Task instructions: Write out each line word for word. Drop pictures.

Given records:
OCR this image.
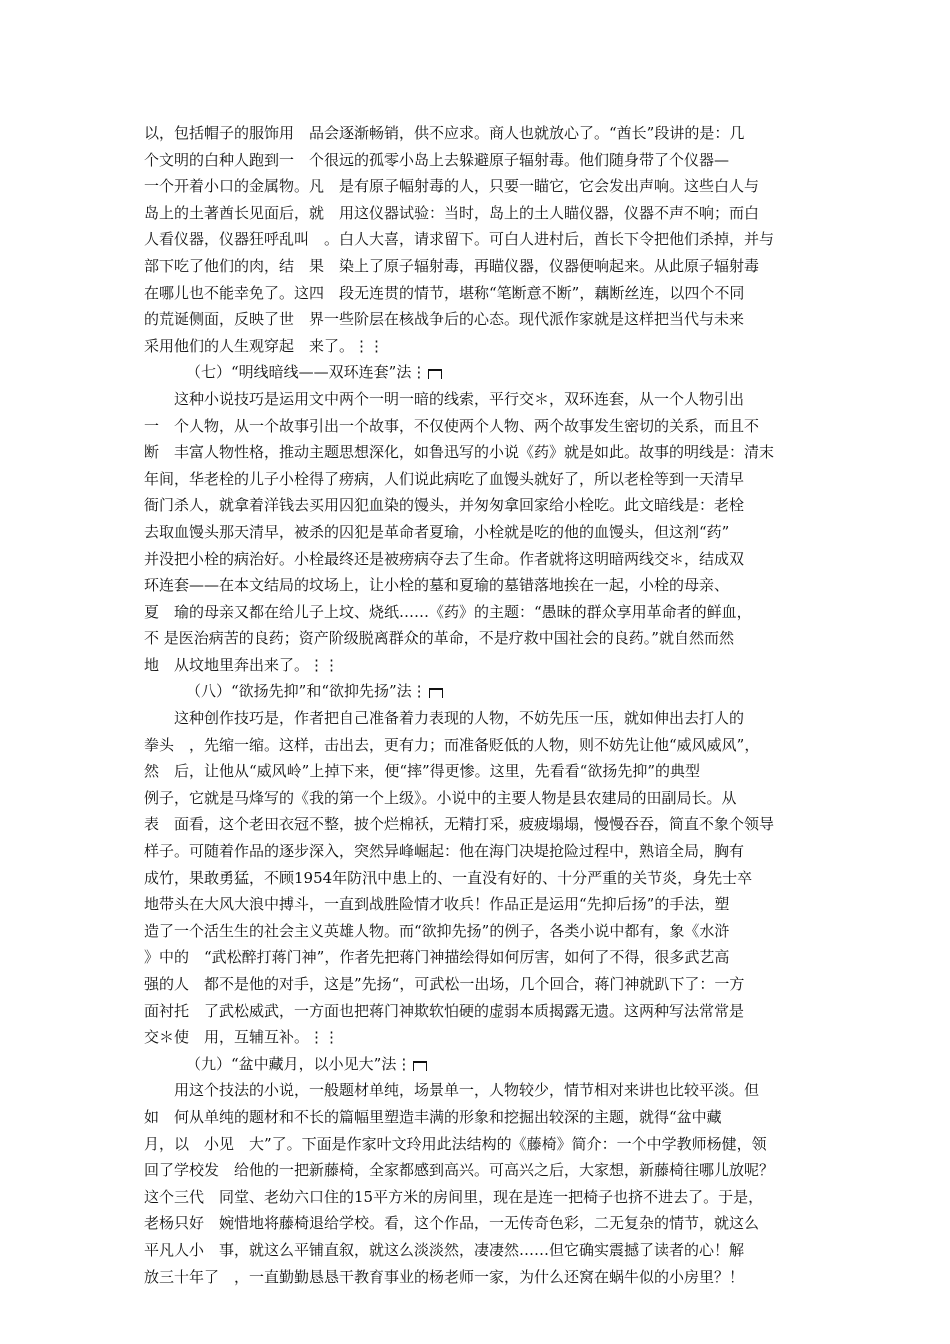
以，包括帽子的服饰用　品会逐渐畅销，供不应求。商人也就放心了。“酋长”段讲的是：几
个文明的白种人跑到一　个很远的孤零小岛上去躲避原子辐射毒。他们随身带了个仪器—
一个开着小口的金属物。凡　是有原子幅射毒的人，只要一瞄它，它会发出声响。这些白人与
岛上的土著酋长见面后，就　用这仪器试验：当时，岛上的土人瞄仪器，仪器不声不响；而白
人看仪器，仪器狂呼乱叫　。白人大喜，请求留下。可白人进村后，酋长下令把他们杀掉，并与
部下吃了他们的肉，结　果　染上了原子辐射毒，再瞄仪器，仪器便响起来。从此原子辐射毒
在哪儿也不能幸免了。这四　段无连贯的情节，堪称“笔断意不断”，藕断丝连，以四个不同
的荒诞侧面，反映了世　界一些阶层在核战争后的心态。现代派作家就是这样把当代与未来
采用他们的人生观穿起　来了。⋮⋮
（七）“明线暗线——双环连套”法⋮
这种小说技巧是运用文中两个一明一暗的线索，平行交＊，双环连套，从一个人物引出
一　个人物，从一个故事引出一个故事，不仅使两个人物、两个故事发生密切的关系，而且不
断　丰富人物性格，推动主题思想深化，如鲁迅写的小说《药》就是如此。故事的明线是：清末
年间，华老栓的儿子小栓得了痨病，人们说此病吃了血馒头就好了，所以老栓等到一天清早
衙门杀人，就拿着洋钱去买用囚犯血染的馒头，并匆匆拿回家给小栓吃。此文暗线是：老栓
去取血馒头那天清早，被杀的囚犯是革命者夏瑜，小栓就是吃的他的血馒头，但这剂“药”
并没把小栓的病治好。小栓最终还是被痨病夺去了生命。作者就将这明暗两线交＊，结成双
环连套——在本文结局的坟场上，让小栓的墓和夏瑜的墓错落地挨在一起，小栓的母亲、
夏　瑜的母亲又都在给儿子上坟、烧纸……《药》的主题：“愚昧的群众享用革命者的鲜血，
不 是医治病苦的良药；资产阶级脱离群众的革命，不是疗救中国社会的良药。”就自然而然
地　从坟地里奔出来了。⋮⋮
（八）“欲扬先抑”和“欲抑先扬”法⋮
这种创作技巧是，作者把自己准备着力表现的人物，不妨先压一压，就如伸出去打人的
拳头　，先缩一缩。这样，击出去，更有力；而准备贬低的人物，则不妨先让他“威风威风”，
然　后，让他从“威风岭”上掉下来，便“摔”得更惨。这里，先看看“欲扬先抑”的典型
例子，它就是马烽写的《我的第一个上级》。小说中的主要人物是县农建局的田副局长。从
表　面看，这个老田衣冠不整，披个烂棉袄，无精打采，疲疲塌塌，慢慢吞吞，简直不象个领导
样子。可随着作品的逐步深入，突然异峰崛起：他在海门决堤抢险过程中，熟谙全局，胸有
成竹，果敢勇猛，不顾1954年防汛中患上的、一直没有好的、十分严重的关节炎，身先士卒
地带头在大风大浪中搏斗，一直到战胜险情才收兵！作品正是运用“先抑后扬”的手法，塑
造了一个活生生的社会主义英雄人物。而“欲抑先扬”的例子，各类小说中都有，象《水浒
》中的　“武松醉打蒋门神”，作者先把蒋门神描绘得如何厉害，如何了不得，很多武艺高
强的人　都不是他的对手，这是”先扬“，可武松一出场，几个回合，蒋门神就趴下了：一方
面衬托　了武松威武，一方面也把蒋门神欺软怕硬的虚弱本质揭露无遗。这两种写法常常是
交＊使　用，互辅互补。⋮⋮
（九）“盆中藏月，以小见大”法⋮
用这个技法的小说，一般题材单纯，场景单一，人物较少，情节相对来讲也比较平淡。但
如　何从单纯的题材和不长的篇幅里塑造丰满的形象和挖掘出较深的主题，就得“盆中藏
月，以　小见　大”了。下面是作家叶文玲用此法结构的《藤椅》简介：一个中学教师杨健，领
回了学校发　给他的一把新藤椅，全家都感到高兴。可高兴之后，大家想，新藤椅往哪儿放呢？
这个三代　同堂、老幼六口住的15平方米的房间里，现在是连一把椅子也挤不进去了。于是，
老杨只好　婉惜地将藤椅退给学校。看，这个作品，一无传奇色彩，二无复杂的情节，就这么
平凡人小　事，就这么平铺直叙，就这么淡淡然，凄凄然……但它确实震撼了读者的心！解
放三十年了　，一直勤勤恳恳干教育事业的杨老师一家，为什么还窝在蜗牛似的小房里？！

Solution to this problem:
OCR this image.
以，包括帽子的服饰用　品会逐渐畅销，供不应求。商人也就放心了。“酋长”段讲的是：几
个文明的白种人跑到一　个很远的孤零小岛上去躲避原子辐射毒。他们随身带了个仪器—
一个开着小口的金属物。凡　是有原子幅射毒的人，只要一瞄它，它会发出声响。这些白人与
岛上的土著酋长见面后，就　用这仪器试验：当时，岛上的土人瞄仪器，仪器不声不响；而白
人看仪器，仪器狂呼乱叫　。白人大喜，请求留下。可白人进村后，酋长下令把他们杀掉，并与
部下吃了他们的肉，结　果　染上了原子辐射毒，再瞄仪器，仪器便响起来。从此原子辐射毒
在哪儿也不能幸免了。这四　段无连贯的情节，堪称“笔断意不断”，藕断丝连，以四个不同
的荒诞侧面，反映了世　界一些阶层在核战争后的心态。现代派作家就是这样把当代与未来
采用他们的人生观穿起　来了。⋮⋮
（七）“明线暗线——双环连套”法⋮
这种小说技巧是运用文中两个一明一暗的线索，平行交＊，双环连套，从一个人物引出
一　个人物，从一个故事引出一个故事，不仅使两个人物、两个故事发生密切的关系，而且不
断　丰富人物性格，推动主题思想深化，如鲁迅写的小说《药》就是如此。故事的明线是：清末
年间，华老栓的儿子小栓得了痨病，人们说此病吃了血馒头就好了，所以老栓等到一天清早
衙门杀人，就拿着洋钱去买用囚犯血染的馒头，并匆匆拿回家给小栓吃。此文暗线是：老栓
去取血馒头那天清早，被杀的囚犯是革命者夏瑜，小栓就是吃的他的血馒头，但这剂“药”
并没把小栓的病治好。小栓最终还是被痨病夺去了生命。作者就将这明暗两线交＊，结成双
环连套——在本文结局的坟场上，让小栓的墓和夏瑜的墓错落地挨在一起，小栓的母亲、
夏　瑜的母亲又都在给儿子上坟、烧纸……《药》的主题：“愚昧的群众享用革命者的鲜血，
不 是医治病苦的良药；资产阶级脱离群众的革命，不是疗救中国社会的良药。”就自然而然
地　从坟地里奔出来了。⋮⋮
（八）“欲扬先抑”和“欲抑先扬”法⋮
这种创作技巧是，作者把自己准备着力表现的人物，不妨先压一压，就如伸出去打人的
拳头　，先缩一缩。这样，击出去，更有力；而准备贬低的人物，则不妨先让他“威风威风”，
然　后，让他从“威风岭”上掉下来，便“摔”得更惨。这里，先看看“欲扬先抑”的典型
例子，它就是马烽写的《我的第一个上级》。小说中的主要人物是县农建局的田副局长。从
表　面看，这个老田衣冠不整，披个烂棉袄，无精打采，疲疲塌塌，慢慢吞吞，简直不象个领导
样子。可随着作品的逐步深入，突然异峰崛起：他在海门决堤抢险过程中，熟谙全局，胸有
成竹，果敢勇猛，不顾1954年防汛中患上的、一直没有好的、十分严重的关节炎，身先士卒
地带头在大风大浪中搏斗，一直到战胜险情才收兵！作品正是运用“先抑后扬”的手法，塑
造了一个活生生的社会主义英雄人物。而“欲抑先扬”的例子，各类小说中都有，象《水浒
》中的　“武松醉打蒋门神”，作者先把蒋门神描绘得如何厉害，如何了不得，很多武艺高
强的人　都不是他的对手，这是”先扬“，可武松一出场，几个回合，蒋门神就趴下了：一方
面衬托　了武松威武，一方面也把蒋门神欺软怕硬的虚弱本质揭露无遗。这两种写法常常是
交＊使　用，互辅互补。⋮⋮
（九）“盆中藏月，以小见大”法⋮
用这个技法的小说，一般题材单纯，场景单一，人物较少，情节相对来讲也比较平淡。但
如　何从单纯的题材和不长的篇幅里塑造丰满的形象和挖掘出较深的主题，就得“盆中藏
月，以　小见　大”了。下面是作家叶文玲用此法结构的《藤椅》简介：一个中学教师杨健，领
回了学校发　给他的一把新藤椅，全家都感到高兴。可高兴之后，大家想，新藤椅往哪儿放呢？
这个三代　同堂、老幼六口住的15平方米的房间里，现在是连一把椅子也挤不进去了。于是，
老杨只好　婉惜地将藤椅退给学校。看，这个作品，一无传奇色彩，二无复杂的情节，就这么
平凡人小　事，就这么平铺直叙，就这么淡淡然，凄凄然……但它确实震撼了读者的心！解
放三十年了　，一直勤勤恳恳干教育事业的杨老师一家，为什么还窝在蜗牛似的小房里？！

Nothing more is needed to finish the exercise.